What to produce.
Omit images. Retype all entries verbatim.

Figure record listings
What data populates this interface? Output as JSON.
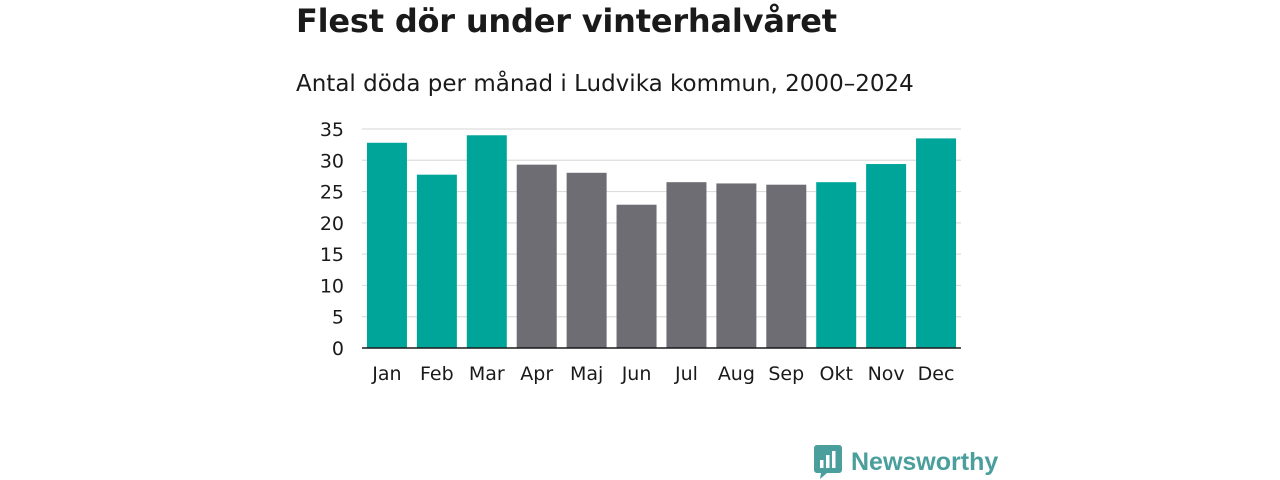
{
  "chart_data": {
    "type": "bar",
    "title": "Flest dör under vinterhalvåret",
    "subtitle": "Antal döda per månad i Ludvika kommun, 2000–2024",
    "categories": [
      "Jan",
      "Feb",
      "Mar",
      "Apr",
      "Maj",
      "Jun",
      "Jul",
      "Aug",
      "Sep",
      "Okt",
      "Nov",
      "Dec"
    ],
    "values": [
      32.8,
      27.7,
      34.0,
      29.3,
      28.0,
      22.9,
      26.5,
      26.3,
      26.1,
      26.5,
      29.4,
      33.5
    ],
    "highlight": [
      true,
      true,
      true,
      false,
      false,
      false,
      false,
      false,
      false,
      true,
      true,
      true
    ],
    "ylim": [
      0,
      35
    ],
    "yticks": [
      0,
      5,
      10,
      15,
      20,
      25,
      30,
      35
    ],
    "grid": true,
    "colors": {
      "highlight": "#00a59a",
      "other": "#6d6d73",
      "grid": "#dddddd",
      "axis": "#1a1a1a"
    }
  },
  "brand": {
    "name": "Newsworthy",
    "logo_icon": "newsworthy-logo-icon",
    "color": "#4a9f9c"
  }
}
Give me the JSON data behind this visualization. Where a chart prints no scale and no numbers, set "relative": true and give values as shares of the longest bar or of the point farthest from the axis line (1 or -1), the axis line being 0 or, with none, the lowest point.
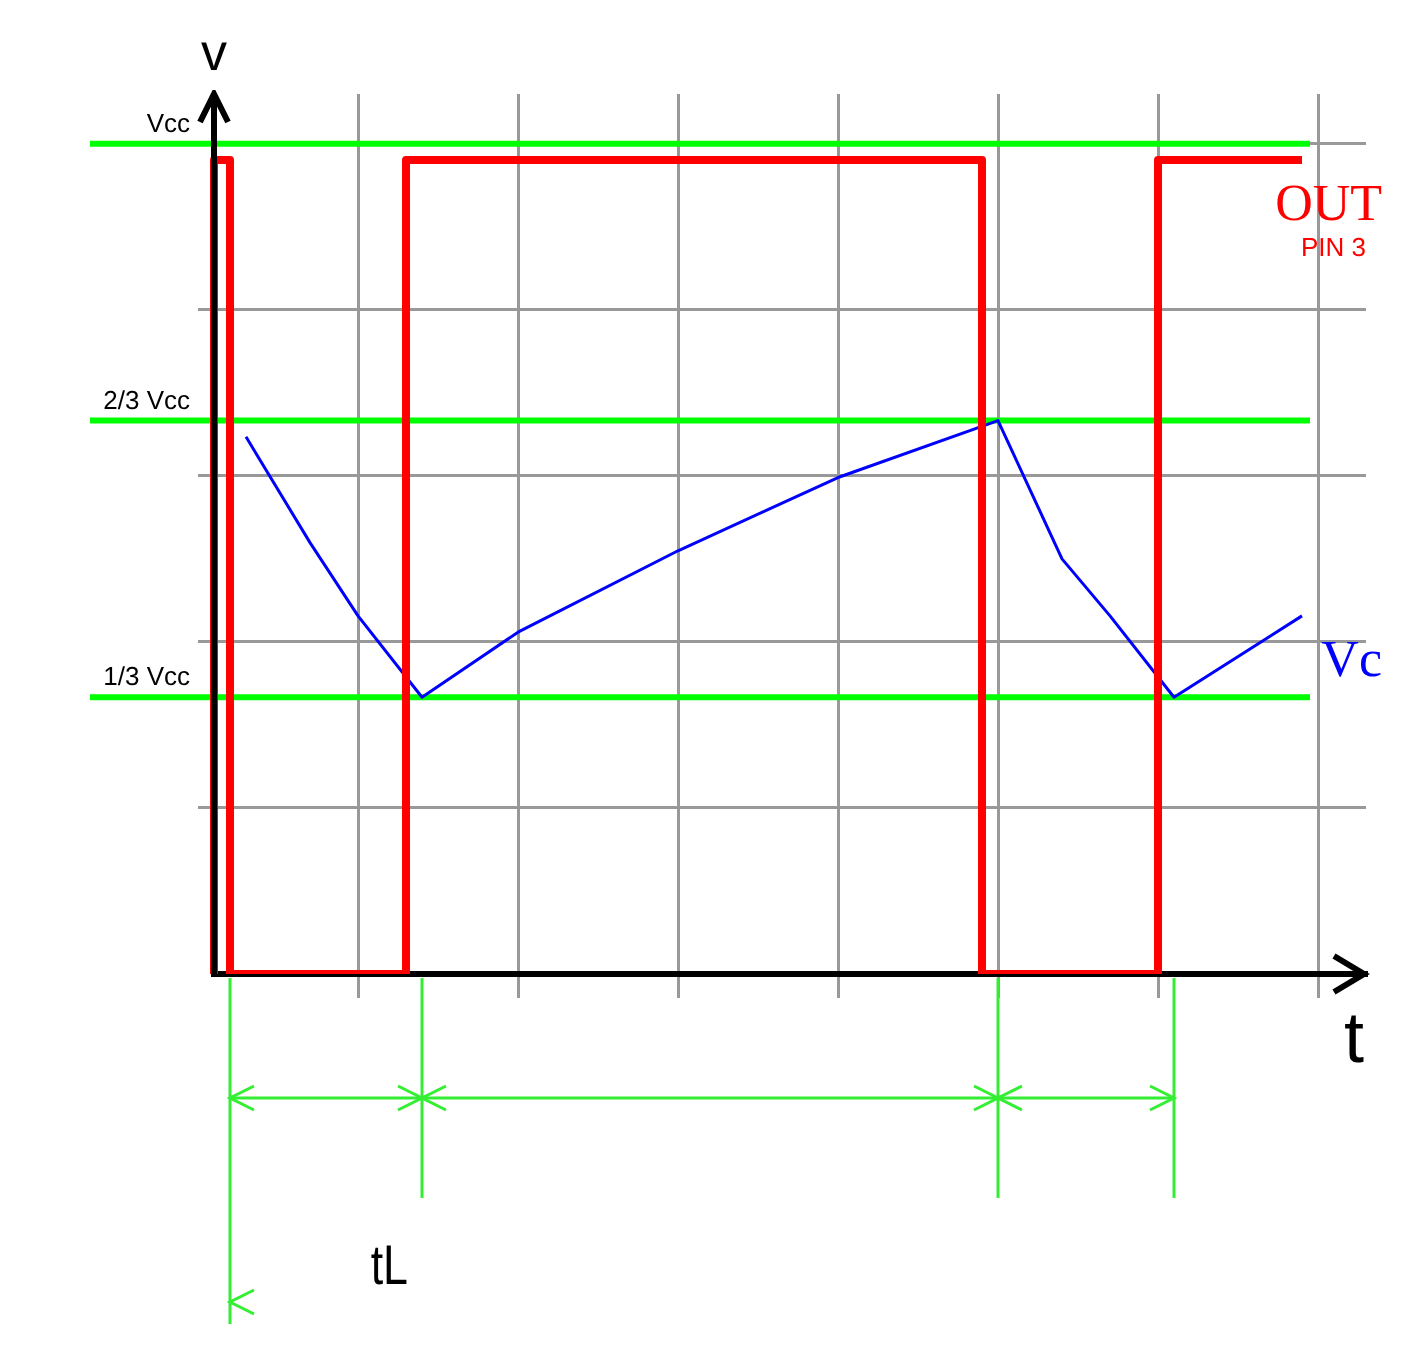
{
  "chart_data": {
    "type": "line",
    "xlabel": "t",
    "ylabel": "v",
    "categories": [
      null,
      null,
      null,
      null,
      null,
      null,
      null,
      null,
      null,
      null,
      null,
      null,
      null,
      null,
      null,
      null,
      null,
      null,
      null,
      null,
      null,
      null,
      null,
      null,
      null,
      null,
      null,
      null,
      null,
      null,
      null,
      null,
      null,
      null,
      null,
      null,
      null,
      null,
      null,
      null,
      null,
      null,
      null,
      null,
      null,
      null,
      null,
      null,
      null,
      null,
      null,
      null,
      null,
      null,
      null,
      null,
      null,
      null,
      null,
      null,
      null,
      null,
      null,
      null,
      null,
      null,
      null,
      null,
      null,
      null,
      null,
      null,
      null
    ],
    "relative": true,
    "grid": true,
    "legend": false,
    "marker": "none",
    "line_style": "solid",
    "series": [
      {
        "name": "OUT",
        "type": "step",
        "color": "#ff0000",
        "values": [
          0,
          1,
          0,
          0,
          0,
          0,
          0,
          0,
          0,
          0,
          0,
          0,
          0,
          1,
          1,
          1,
          1,
          1,
          1,
          1,
          1,
          1,
          1,
          1,
          1,
          1,
          1,
          1,
          1,
          1,
          1,
          1,
          1,
          1,
          1,
          1,
          1,
          1,
          1,
          1,
          1,
          1,
          1,
          1,
          1,
          1,
          1,
          1,
          1,
          0,
          0,
          0,
          0,
          0,
          0,
          0,
          0,
          0,
          0,
          0,
          1,
          1,
          1,
          1,
          1,
          1,
          1,
          1,
          1,
          null,
          null,
          null,
          null
        ]
      },
      {
        "name": "Vc",
        "color": "#0000ff",
        "values": [
          null,
          null,
          0.66,
          null,
          null,
          null,
          0.53,
          null,
          null,
          0.44,
          null,
          null,
          null,
          0.34,
          null,
          null,
          null,
          null,
          null,
          0.42,
          null,
          null,
          null,
          null,
          null,
          null,
          null,
          null,
          null,
          0.52,
          null,
          null,
          null,
          null,
          null,
          null,
          null,
          null,
          null,
          0.61,
          null,
          null,
          null,
          null,
          null,
          null,
          null,
          null,
          null,
          0.68,
          null,
          null,
          null,
          0.51,
          null,
          null,
          0.44,
          null,
          null,
          null,
          0.34,
          null,
          null,
          null,
          null,
          null,
          null,
          null,
          0.44,
          null,
          null,
          null,
          null
        ]
      }
    ],
    "ref_lines": [
      {
        "axis": "y",
        "value": 1.02,
        "label": "Vcc",
        "color": "#00ff00"
      },
      {
        "axis": "y",
        "value": 0.68,
        "label": "2/3 Vcc",
        "color": "#00ff00"
      },
      {
        "axis": "y",
        "value": 0.34,
        "label": "1/3 Vcc",
        "color": "#00ff00"
      }
    ],
    "annotations": [
      "PIN 3",
      "tL"
    ]
  }
}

Task solution.
What data populates this interface? Output as JSON.
{
  "chart_data": {
    "type": "bar",
    "title": "Flest dör under vinterhalvåret",
    "subtitle": "Antal döda per månad i Ludvika kommun, 2000–2024",
    "categories": [
      "Jan",
      "Feb",
      "Mar",
      "Apr",
      "Maj",
      "Jun",
      "Jul",
      "Aug",
      "Sep",
      "Okt",
      "Nov",
      "Dec"
    ],
    "values": [
      32.8,
      27.7,
      34.0,
      29.3,
      28.0,
      22.9,
      26.5,
      26.3,
      26.1,
      26.5,
      29.4,
      33.5
    ],
    "highlight": [
      true,
      true,
      true,
      false,
      false,
      false,
      false,
      false,
      false,
      true,
      true,
      true
    ],
    "ylim": [
      0,
      35
    ],
    "yticks": [
      0,
      5,
      10,
      15,
      20,
      25,
      30,
      35
    ],
    "grid": true,
    "colors": {
      "highlight": "#00a59a",
      "other": "#6d6d73",
      "grid": "#dddddd",
      "axis": "#1a1a1a"
    }
  },
  "brand": {
    "name": "Newsworthy",
    "logo_icon": "newsworthy-logo-icon",
    "color": "#4a9f9c"
  }
}
Give me the JSON data behind this visualization. Where a chart prints no scale and no numbers, set "relative": true and give values as shares of the longest bar or of the point farthest from the axis line (1 or -1), the axis line being 0 or, with none, the lowest point.
{
  "chart_data": {
    "type": "line",
    "xlabel": "t",
    "ylabel": "v",
    "categories": [
      null,
      null,
      null,
      null,
      null,
      null,
      null,
      null,
      null,
      null,
      null,
      null,
      null,
      null,
      null,
      null,
      null,
      null,
      null,
      null,
      null,
      null,
      null,
      null,
      null,
      null,
      null,
      null,
      null,
      null,
      null,
      null,
      null,
      null,
      null,
      null,
      null,
      null,
      null,
      null,
      null,
      null,
      null,
      null,
      null,
      null,
      null,
      null,
      null,
      null,
      null,
      null,
      null,
      null,
      null,
      null,
      null,
      null,
      null,
      null,
      null,
      null,
      null,
      null,
      null,
      null,
      null,
      null,
      null,
      null,
      null,
      null,
      null
    ],
    "relative": true,
    "grid": true,
    "legend": false,
    "marker": "none",
    "line_style": "solid",
    "series": [
      {
        "name": "OUT",
        "type": "step",
        "color": "#ff0000",
        "values": [
          0,
          1,
          0,
          0,
          0,
          0,
          0,
          0,
          0,
          0,
          0,
          0,
          0,
          1,
          1,
          1,
          1,
          1,
          1,
          1,
          1,
          1,
          1,
          1,
          1,
          1,
          1,
          1,
          1,
          1,
          1,
          1,
          1,
          1,
          1,
          1,
          1,
          1,
          1,
          1,
          1,
          1,
          1,
          1,
          1,
          1,
          1,
          1,
          1,
          0,
          0,
          0,
          0,
          0,
          0,
          0,
          0,
          0,
          0,
          0,
          1,
          1,
          1,
          1,
          1,
          1,
          1,
          1,
          1,
          null,
          null,
          null,
          null
        ]
      },
      {
        "name": "Vc",
        "color": "#0000ff",
        "values": [
          null,
          null,
          0.66,
          null,
          null,
          null,
          0.53,
          null,
          null,
          0.44,
          null,
          null,
          null,
          0.34,
          null,
          null,
          null,
          null,
          null,
          0.42,
          null,
          null,
          null,
          null,
          null,
          null,
          null,
          null,
          null,
          0.52,
          null,
          null,
          null,
          null,
          null,
          null,
          null,
          null,
          null,
          0.61,
          null,
          null,
          null,
          null,
          null,
          null,
          null,
          null,
          null,
          0.68,
          null,
          null,
          null,
          0.51,
          null,
          null,
          0.44,
          null,
          null,
          null,
          0.34,
          null,
          null,
          null,
          null,
          null,
          null,
          null,
          0.44,
          null,
          null,
          null,
          null
        ]
      }
    ],
    "ref_lines": [
      {
        "axis": "y",
        "value": 1.02,
        "label": "Vcc",
        "color": "#00ff00"
      },
      {
        "axis": "y",
        "value": 0.68,
        "label": "2/3 Vcc",
        "color": "#00ff00"
      },
      {
        "axis": "y",
        "value": 0.34,
        "label": "1/3 Vcc",
        "color": "#00ff00"
      }
    ],
    "annotations": [
      "PIN 3",
      "tL"
    ]
  }
}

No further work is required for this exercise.